> **TASKS**:
a – In the article below about the Sun-N-Sand Motor Hotel, rewrite the paragraph beginning "The Sun-N-Sand, located on Lamar Street" as a short bulleted list that keeps its main facts.
b – Pick up the Sun-N-Sand Motor Hotel article after its final paragraph and write the next paragraph or two.

[START OF PASSAGE]

Wednesday, December 11, 2019
Not long into working the bar at the iconic Sun-N-Sand Motor Hotel in downtown Jackson, Rudolph "Cotton" Baronich thought he had seen it all. Legislators, athletes, celebrities, and businessmen were among the clients who frequented the Sun-N-Sand and the George Street Grocery, where he had previously tended bar.
Then a petite, brunette woman wearing high heels and a "top-of-the-line" suit walked into the Sun-N-Sand one night around 1970. Baronich was spell-bound.
"Who is that? My goodness," he asked Sara Taylor, a patron and the bookkeeper at Patterson's Drug Store on State Street. Taylor said the woman, Jean Shamburger, was her sister. Shamburger was a dancer, and she didn't drink, but she had come to the bar that night to hear the popular in-house entertainer and actress Myrna Loy sing.
Baronich and Shamburger hit it off. It took Baronich, now 90, a year to find the right ring before he proposed to her. The couple were married from 1971 until Shamburger's death in 2008.
Meeting his wife is Baronich's favorite memory from working at the Sun-N-Sand, but others jump out, like his close friendship with the grumpy but charismatic University of Alabama football coach Paul William "Bear" Bryant. A bibulous, big-shot federal magistrate judge from Mississippi was furious with Baronich for cutting him off one night, but quietly thanked him the next morning after emerging from his bed "rough-looking" and with a hangover.
Then there were the men of all ages and backgrounds who regularly sought Baronich's advice when their marriages were suffering, only to return weeks or months later to tell him that the advice worked.
"I knew how to handle (people) ... I became a psychiatrist in the business," Baronich said in an interview in his home in Madison, Miss., last week.
"It was jumping," Baronich continued as he reflected back on working at what was at one time Jackson's hippest bar. "It was the elite place back in them days. All the legislators—if you had business at the Capitol, you stayed at the Sun-N-Sand with us."
'Cultural Identity of Our State'
The Sun-N-Sand, located on Lamar Street and steps away from the Mississippi Capitol, has sat vacant and fenced in since 2002, but its place in Jackson's collective memory remains vivid for Baronich and others. The salmon-colored, mid-century modern structure is now slated for demolition after its new owner, the State of Mississippi, acquired it last July, along with the the Wright & Ferguson Funeral Home on West Street, for $2.3 million. The State wants to tear down the building and build a parking lot on the site for state employees.

[END OF PASSAGE]
[START OF PROVIDED DATA]

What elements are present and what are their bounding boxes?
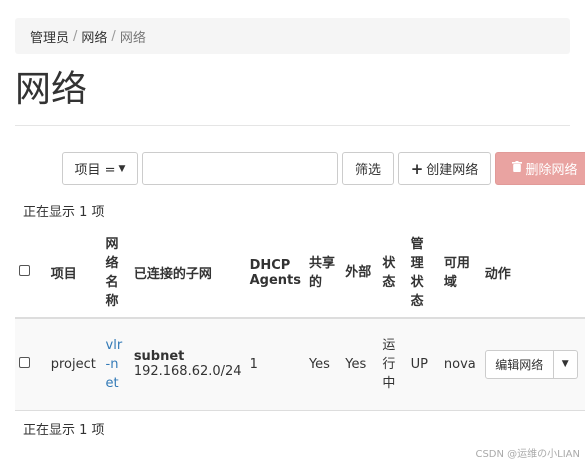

[END OF PROVIDED DATA]

> **EXERCISE RESULTS**:
a –
- The Sun-N-Sand is on Lamar Street, steps from the Mississippi Capitol.
- It has been vacant and fenced in since 2002, but Baronich and others still remember it vividly.
- The salmon-colored, mid-century modern building is slated for demolition.
- The State of Mississippi bought it last July, along with the Wright & Ferguson Funeral Home on West Street, for $2.3 million.
- The State plans to tear it down and build a parking lot for state employees.

b –
But the Mississippi Heritage Trust has been fighting to halt that decision with backing of community members in Jackson and elsewhere in Mississippi, designating it in 2005 as one of Mississippi's 10 Most Endangered Historic Places.
The Trust's goal is to initiate a conversation to consider other plans for the building, such as the potential for redevelopment, with input from the public, Mississippi Heritage Trust Executive Director Lolly Rash said in an interview.
"It's in the cultural identity of our state," Rash said of the Sun-N-Sand. "It's not only a Jackson building. People all over the state know this building, and they love it. And I know this because we have been talking to people about it."
When businessman and developer R.E. "Dumas" Milner opened the Sun-N-Sand in 1960, it was the capital city's first motel in the downtown area. Soon, the establishment became a temporary home for state legislators and lobbyists who would hole up in the rooms, the bar or dining room to discuss ideas during legislative sessions at the nearby Mississippi Capitol.
"Everything you ever needed to know about what's going on, you could find out at the breakfast table," retired Mississippi Rep. Steve Holland, D-Plantersville, told the Associated Press in 2009. He had lived there for his first 14 years in the Legislature. "Hell, if you didn't know it, you could start a rumor at 5:30 in the morning. It'd be around the Capitol later that day."
And rumor has it, it was understood that much of what happened at the Sun-N-Sand stayed at the Sun-N-Sand.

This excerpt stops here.